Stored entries
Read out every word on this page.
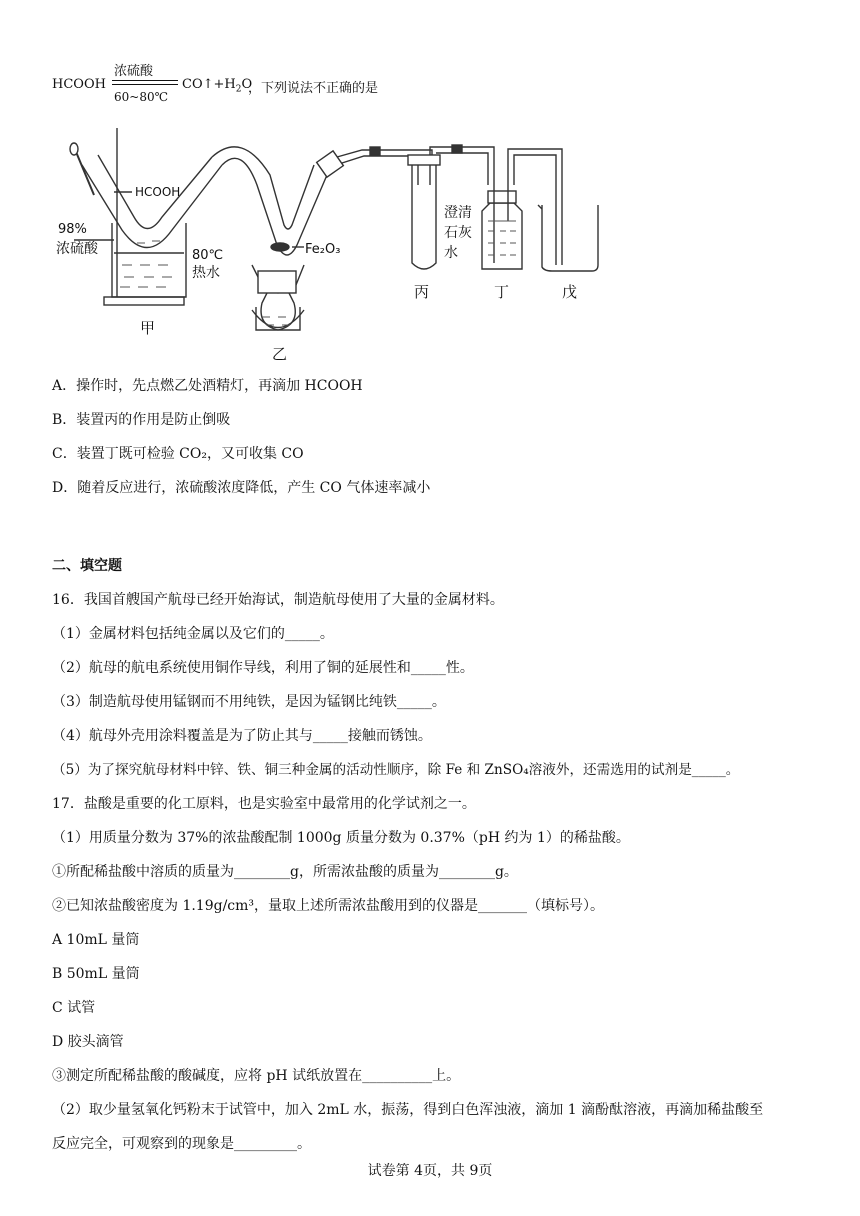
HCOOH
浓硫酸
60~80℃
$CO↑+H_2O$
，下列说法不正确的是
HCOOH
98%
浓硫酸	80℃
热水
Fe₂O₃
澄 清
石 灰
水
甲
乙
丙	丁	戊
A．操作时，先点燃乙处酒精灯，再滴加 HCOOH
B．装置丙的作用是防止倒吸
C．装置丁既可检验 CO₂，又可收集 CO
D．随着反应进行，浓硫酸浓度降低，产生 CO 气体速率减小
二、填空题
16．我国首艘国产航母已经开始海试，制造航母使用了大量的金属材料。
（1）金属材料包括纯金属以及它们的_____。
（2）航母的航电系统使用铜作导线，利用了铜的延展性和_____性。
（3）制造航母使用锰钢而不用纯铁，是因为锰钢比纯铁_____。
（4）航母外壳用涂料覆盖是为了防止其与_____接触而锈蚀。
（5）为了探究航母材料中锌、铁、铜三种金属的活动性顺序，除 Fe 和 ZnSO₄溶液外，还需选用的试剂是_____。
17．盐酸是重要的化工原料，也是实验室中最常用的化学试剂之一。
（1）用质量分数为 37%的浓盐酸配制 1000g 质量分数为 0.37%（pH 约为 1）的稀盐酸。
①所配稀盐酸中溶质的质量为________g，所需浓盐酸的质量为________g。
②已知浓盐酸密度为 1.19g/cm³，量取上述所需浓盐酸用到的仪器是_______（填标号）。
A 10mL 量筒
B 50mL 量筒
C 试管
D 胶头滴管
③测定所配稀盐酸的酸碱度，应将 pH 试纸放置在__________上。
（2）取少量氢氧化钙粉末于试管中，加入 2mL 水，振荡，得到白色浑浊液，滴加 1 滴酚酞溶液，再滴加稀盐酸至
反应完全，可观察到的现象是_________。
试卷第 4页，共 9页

Problem statement
Repeat verbatim all the material, but not the pictures.

Expected output
Read out every word on this page.
HCOOH
浓硫酸
60~80℃
$CO↑+H_2O$
，下列说法不正确的是
HCOOH
98%
浓硫酸	80℃
热水
Fe₂O₃
澄 清
石 灰
水
甲
乙
丙	丁	戊
A．操作时，先点燃乙处酒精灯，再滴加 HCOOH
B．装置丙的作用是防止倒吸
C．装置丁既可检验 CO₂，又可收集 CO
D．随着反应进行，浓硫酸浓度降低，产生 CO 气体速率减小
二、填空题
16．我国首艘国产航母已经开始海试，制造航母使用了大量的金属材料。
（1）金属材料包括纯金属以及它们的_____。
（2）航母的航电系统使用铜作导线，利用了铜的延展性和_____性。
（3）制造航母使用锰钢而不用纯铁，是因为锰钢比纯铁_____。
（4）航母外壳用涂料覆盖是为了防止其与_____接触而锈蚀。
（5）为了探究航母材料中锌、铁、铜三种金属的活动性顺序，除 Fe 和 ZnSO₄溶液外，还需选用的试剂是_____。
17．盐酸是重要的化工原料，也是实验室中最常用的化学试剂之一。
（1）用质量分数为 37%的浓盐酸配制 1000g 质量分数为 0.37%（pH 约为 1）的稀盐酸。
①所配稀盐酸中溶质的质量为________g，所需浓盐酸的质量为________g。
②已知浓盐酸密度为 1.19g/cm³，量取上述所需浓盐酸用到的仪器是_______（填标号）。
A 10mL 量筒
B 50mL 量筒
C 试管
D 胶头滴管
③测定所配稀盐酸的酸碱度，应将 pH 试纸放置在__________上。
（2）取少量氢氧化钙粉末于试管中，加入 2mL 水，振荡，得到白色浑浊液，滴加 1 滴酚酞溶液，再滴加稀盐酸至
反应完全，可观察到的现象是_________。
试卷第 4页，共 9页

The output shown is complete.